§ **DIRECTIVE 1**
In the excerpt about Buzz, where did the @-reply convention originate?

§ **EXCERPT PROVIDED**
This is as it should be. As a new platform, Buzz will be defined by its users. The norms of interaction and the acceptable ways of using the platform will be--are, in fact, now being--defined by the early adopters and the heaviest users. That's why I find the notion of trying to dictate some kind of Buzz etiquette to be misguided--laughable, even. You can't dictate this stuff. It's organic, and it grows from the ways in which people are even now using the platform, pushing its limits, and defining its problems.
Take @-replies (or @-mentions), for example. The whole notion of an @-reply originated in the early days of Twitter, when users themselves began to use the convention of an @ symbol in front of a username as a way to reply, since the platform itself gave them no way of doing so. It became so widespread that it was eventually adopted officially by Twitter. The lack of a truly workable equivalent on Buzz is not necessarily a deficiency. It may well be that a better method will eventually emerge over time as users wrangle with the issue, or when Google engineers bow to pressure and simply provide a button or a dropdown. But simply because it works one way on one system does not mean it has to work the same way on another. My point is this: we're in the early days of an exciting new product. This stuff is going to get worked out. Relax.
On a related topic, I should mention something about how I intend to use Buzz, my philosophy about posting in general, and my feelings about following and unfollowing people. For me, Buzz is the perfect aggregator, pulling in my content from various places on the Web, and doing a fine job of presenting it all in one place where someone can see it all at once. That's my hope, anyway. To that end, I think it's perfectly legitimate to pull in blog posts and my shared Google Reader items along with my native Buzz posts. You may disagree, and that's a legitimate area of disagreement. But I'm not going to change to suit anybody else.

§ **DIRECTIVE 2**
Copy the rows word for word, beginning at their first line and stopping after the line that contains "- document-title: [30, 331, 875, 382]".

(Layout coordinate data)

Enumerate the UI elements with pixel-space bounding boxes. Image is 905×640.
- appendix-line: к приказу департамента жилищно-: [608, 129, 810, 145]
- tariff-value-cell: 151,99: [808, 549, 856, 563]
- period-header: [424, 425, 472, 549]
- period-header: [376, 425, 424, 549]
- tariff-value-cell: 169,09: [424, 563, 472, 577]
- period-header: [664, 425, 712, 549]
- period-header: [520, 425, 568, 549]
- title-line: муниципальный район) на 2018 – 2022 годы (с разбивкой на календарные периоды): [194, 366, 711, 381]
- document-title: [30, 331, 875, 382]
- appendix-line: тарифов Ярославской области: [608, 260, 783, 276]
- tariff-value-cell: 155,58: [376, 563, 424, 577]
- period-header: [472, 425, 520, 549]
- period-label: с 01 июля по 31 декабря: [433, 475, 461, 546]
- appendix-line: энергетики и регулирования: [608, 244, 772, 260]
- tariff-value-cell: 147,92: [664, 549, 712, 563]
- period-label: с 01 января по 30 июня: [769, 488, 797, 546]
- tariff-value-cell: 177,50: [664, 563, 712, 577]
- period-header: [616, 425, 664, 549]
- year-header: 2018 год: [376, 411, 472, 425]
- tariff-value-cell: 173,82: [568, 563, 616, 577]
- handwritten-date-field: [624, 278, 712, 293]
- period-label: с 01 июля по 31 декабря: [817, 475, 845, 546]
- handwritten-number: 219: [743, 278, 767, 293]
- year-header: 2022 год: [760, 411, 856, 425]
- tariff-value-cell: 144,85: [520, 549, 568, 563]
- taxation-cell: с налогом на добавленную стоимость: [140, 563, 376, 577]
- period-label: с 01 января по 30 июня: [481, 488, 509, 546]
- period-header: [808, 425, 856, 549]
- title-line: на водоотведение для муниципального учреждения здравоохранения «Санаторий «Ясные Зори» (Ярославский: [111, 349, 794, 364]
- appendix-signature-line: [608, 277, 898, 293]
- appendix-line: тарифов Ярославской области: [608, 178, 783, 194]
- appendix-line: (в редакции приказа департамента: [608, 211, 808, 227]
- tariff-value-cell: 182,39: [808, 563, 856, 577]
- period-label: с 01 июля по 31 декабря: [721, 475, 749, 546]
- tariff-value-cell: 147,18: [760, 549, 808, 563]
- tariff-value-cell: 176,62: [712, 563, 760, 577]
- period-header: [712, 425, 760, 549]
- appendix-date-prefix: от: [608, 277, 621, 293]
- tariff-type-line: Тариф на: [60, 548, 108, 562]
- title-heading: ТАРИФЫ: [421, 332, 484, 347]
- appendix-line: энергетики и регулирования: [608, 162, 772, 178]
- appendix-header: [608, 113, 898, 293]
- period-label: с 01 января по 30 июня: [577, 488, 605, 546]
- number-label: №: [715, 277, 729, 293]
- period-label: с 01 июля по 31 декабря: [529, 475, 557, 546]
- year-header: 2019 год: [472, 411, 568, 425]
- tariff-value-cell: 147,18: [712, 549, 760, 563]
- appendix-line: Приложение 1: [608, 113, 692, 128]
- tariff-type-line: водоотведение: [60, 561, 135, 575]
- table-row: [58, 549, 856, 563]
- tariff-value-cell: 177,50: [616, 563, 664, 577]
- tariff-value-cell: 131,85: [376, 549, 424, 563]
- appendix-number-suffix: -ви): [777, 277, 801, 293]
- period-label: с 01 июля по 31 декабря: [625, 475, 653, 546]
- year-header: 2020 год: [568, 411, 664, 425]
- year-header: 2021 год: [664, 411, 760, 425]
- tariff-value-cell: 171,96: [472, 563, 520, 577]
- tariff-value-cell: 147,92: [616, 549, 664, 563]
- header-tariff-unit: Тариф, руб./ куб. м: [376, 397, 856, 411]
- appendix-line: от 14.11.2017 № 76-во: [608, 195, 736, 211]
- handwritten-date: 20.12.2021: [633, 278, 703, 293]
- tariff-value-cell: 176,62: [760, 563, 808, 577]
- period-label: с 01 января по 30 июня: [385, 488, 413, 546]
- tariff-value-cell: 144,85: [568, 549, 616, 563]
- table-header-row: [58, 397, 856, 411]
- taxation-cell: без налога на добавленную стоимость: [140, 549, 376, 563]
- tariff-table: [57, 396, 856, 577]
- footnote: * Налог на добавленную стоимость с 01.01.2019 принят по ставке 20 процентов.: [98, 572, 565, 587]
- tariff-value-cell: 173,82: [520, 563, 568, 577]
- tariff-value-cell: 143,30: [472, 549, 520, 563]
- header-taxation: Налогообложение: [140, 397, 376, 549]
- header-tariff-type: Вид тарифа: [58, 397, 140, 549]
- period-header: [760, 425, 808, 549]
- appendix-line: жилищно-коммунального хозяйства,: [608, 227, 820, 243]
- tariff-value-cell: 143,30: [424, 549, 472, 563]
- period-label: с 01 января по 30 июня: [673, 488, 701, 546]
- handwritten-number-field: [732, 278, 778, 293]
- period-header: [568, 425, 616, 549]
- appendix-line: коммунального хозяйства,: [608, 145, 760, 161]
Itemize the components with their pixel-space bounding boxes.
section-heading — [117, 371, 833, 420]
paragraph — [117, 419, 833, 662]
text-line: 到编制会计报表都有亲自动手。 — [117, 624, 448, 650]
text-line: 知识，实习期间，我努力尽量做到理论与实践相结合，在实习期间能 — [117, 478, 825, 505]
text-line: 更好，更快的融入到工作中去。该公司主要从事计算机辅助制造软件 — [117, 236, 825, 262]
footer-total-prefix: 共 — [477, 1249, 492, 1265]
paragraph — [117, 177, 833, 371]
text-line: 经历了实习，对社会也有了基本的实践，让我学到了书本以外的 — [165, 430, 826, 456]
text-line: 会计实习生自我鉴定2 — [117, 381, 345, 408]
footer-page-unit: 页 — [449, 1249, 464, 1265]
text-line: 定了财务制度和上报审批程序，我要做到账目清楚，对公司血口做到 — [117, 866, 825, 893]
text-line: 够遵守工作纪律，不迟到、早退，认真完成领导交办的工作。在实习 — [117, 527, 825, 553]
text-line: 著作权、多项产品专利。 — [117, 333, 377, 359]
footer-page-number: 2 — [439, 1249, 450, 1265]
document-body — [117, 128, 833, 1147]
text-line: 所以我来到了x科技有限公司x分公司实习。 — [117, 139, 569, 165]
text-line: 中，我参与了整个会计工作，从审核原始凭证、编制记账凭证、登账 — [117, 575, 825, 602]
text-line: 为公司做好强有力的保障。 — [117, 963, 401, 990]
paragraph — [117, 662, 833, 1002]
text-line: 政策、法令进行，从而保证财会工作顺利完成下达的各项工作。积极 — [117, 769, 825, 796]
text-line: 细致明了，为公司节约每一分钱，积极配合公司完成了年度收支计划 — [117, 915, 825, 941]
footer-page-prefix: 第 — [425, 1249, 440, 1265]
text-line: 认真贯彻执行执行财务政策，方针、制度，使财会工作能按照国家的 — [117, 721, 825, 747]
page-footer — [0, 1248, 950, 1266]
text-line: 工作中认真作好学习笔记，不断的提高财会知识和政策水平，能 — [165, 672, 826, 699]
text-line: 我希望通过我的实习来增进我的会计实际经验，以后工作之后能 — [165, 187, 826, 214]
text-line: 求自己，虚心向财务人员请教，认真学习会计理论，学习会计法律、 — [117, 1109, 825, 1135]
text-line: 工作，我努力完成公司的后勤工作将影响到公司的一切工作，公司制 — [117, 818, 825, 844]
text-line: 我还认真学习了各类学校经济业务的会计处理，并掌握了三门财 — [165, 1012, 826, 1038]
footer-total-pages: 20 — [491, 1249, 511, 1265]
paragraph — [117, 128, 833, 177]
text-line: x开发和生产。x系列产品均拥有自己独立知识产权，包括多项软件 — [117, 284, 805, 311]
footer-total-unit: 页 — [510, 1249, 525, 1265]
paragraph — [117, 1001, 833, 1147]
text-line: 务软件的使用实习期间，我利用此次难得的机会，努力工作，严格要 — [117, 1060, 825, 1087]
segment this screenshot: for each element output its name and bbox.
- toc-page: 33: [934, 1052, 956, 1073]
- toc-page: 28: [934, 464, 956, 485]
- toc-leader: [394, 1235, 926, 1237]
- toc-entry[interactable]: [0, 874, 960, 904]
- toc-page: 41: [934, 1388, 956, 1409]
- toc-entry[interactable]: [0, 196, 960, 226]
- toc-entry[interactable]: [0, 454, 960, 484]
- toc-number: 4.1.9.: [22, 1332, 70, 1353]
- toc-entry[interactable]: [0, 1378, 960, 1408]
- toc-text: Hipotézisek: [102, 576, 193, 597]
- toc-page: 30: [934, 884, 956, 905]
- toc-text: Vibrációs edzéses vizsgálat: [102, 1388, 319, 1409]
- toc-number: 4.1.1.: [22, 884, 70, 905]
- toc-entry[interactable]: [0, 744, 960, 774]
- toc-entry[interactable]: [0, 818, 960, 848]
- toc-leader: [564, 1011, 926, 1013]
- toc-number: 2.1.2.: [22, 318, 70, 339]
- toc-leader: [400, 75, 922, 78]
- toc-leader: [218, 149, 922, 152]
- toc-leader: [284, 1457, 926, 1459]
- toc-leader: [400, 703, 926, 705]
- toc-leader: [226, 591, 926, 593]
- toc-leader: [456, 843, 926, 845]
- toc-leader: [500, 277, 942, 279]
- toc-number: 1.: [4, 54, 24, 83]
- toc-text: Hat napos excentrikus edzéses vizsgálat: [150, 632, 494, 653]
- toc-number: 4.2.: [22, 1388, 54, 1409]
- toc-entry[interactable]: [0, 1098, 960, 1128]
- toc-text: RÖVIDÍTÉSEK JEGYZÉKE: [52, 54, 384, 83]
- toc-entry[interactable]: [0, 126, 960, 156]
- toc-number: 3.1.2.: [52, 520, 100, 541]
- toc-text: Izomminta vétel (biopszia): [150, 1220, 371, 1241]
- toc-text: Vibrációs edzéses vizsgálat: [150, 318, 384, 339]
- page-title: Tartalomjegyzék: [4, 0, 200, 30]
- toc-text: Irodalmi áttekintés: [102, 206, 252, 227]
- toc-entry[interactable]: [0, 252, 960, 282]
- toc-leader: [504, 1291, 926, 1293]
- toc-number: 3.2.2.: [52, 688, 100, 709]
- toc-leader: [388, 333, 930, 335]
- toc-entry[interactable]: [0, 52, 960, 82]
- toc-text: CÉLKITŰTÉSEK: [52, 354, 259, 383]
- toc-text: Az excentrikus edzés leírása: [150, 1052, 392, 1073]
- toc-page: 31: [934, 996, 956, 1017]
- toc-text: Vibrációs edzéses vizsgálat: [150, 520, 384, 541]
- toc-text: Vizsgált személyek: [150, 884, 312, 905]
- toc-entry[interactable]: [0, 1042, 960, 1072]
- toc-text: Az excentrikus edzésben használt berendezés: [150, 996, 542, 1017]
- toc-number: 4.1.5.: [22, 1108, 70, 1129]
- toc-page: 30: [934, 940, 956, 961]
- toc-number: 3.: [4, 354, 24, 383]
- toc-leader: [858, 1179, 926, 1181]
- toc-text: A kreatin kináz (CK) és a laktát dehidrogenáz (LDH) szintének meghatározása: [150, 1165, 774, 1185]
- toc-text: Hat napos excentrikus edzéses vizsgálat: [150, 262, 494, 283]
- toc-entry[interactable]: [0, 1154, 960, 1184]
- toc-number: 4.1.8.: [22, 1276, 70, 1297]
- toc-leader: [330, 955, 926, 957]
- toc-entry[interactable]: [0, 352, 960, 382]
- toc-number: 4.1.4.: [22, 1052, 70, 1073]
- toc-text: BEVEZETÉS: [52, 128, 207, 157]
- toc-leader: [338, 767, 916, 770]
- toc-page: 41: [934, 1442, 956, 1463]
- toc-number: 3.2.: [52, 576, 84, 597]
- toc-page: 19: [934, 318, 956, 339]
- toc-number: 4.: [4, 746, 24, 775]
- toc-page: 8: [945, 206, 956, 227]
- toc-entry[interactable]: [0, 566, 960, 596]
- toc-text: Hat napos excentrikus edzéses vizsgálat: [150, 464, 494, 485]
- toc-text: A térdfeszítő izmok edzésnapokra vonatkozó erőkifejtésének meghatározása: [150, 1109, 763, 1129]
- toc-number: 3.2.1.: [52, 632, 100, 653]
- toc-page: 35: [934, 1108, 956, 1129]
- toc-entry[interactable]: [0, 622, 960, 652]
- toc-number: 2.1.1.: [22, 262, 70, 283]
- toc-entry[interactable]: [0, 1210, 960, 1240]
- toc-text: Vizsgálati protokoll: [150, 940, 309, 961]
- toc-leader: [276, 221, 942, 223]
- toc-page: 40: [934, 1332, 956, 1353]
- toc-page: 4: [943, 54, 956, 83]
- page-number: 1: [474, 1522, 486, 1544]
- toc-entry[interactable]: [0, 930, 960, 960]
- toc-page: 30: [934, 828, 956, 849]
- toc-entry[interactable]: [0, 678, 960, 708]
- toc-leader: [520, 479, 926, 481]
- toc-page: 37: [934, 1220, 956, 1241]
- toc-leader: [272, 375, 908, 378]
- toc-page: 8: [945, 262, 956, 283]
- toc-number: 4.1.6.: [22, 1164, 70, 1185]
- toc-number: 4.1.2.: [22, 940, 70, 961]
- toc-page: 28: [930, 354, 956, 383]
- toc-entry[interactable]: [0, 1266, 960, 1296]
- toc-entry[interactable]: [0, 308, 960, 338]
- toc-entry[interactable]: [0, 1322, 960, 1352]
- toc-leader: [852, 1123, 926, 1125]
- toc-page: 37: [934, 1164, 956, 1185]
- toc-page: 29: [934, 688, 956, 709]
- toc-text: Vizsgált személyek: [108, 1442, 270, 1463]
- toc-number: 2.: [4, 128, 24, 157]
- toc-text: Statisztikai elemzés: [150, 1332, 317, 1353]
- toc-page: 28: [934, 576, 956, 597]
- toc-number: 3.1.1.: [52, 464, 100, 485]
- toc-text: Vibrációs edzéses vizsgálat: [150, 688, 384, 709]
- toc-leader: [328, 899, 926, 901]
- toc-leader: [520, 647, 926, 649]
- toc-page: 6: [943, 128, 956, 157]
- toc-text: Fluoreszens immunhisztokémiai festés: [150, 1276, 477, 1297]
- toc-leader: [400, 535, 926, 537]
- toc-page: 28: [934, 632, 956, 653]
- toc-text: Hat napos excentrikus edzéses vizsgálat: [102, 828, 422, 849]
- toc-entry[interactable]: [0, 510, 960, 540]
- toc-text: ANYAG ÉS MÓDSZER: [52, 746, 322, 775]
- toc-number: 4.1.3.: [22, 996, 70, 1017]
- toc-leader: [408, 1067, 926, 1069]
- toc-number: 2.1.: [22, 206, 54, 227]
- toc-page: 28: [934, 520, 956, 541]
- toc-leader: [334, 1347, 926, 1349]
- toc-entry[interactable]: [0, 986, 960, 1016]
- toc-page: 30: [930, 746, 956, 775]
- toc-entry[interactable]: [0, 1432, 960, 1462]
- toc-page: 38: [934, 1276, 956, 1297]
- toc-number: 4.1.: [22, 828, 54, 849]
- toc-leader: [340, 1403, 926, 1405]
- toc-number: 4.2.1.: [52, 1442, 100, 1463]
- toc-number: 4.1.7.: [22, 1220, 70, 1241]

§ **CORRECT RESULT 1**
It originated in the early days of Twitter, when users began putting an @ symbol in front of a username as a way to reply.

§ **CORRECT RESULT 2**
Enumerate the UI elements with pixel-space bounding boxes. Image is 905×640.
- appendix-line: к приказу департамента жилищно-: [608, 129, 810, 145]
- tariff-value-cell: 151,99: [808, 549, 856, 563]
- period-header: [424, 425, 472, 549]
- period-header: [376, 425, 424, 549]
- tariff-value-cell: 169,09: [424, 563, 472, 577]
- period-header: [664, 425, 712, 549]
- period-header: [520, 425, 568, 549]
- title-line: муниципальный район) на 2018 – 2022 годы (с разбивкой на календарные периоды): [194, 366, 711, 381]
- document-title: [30, 331, 875, 382]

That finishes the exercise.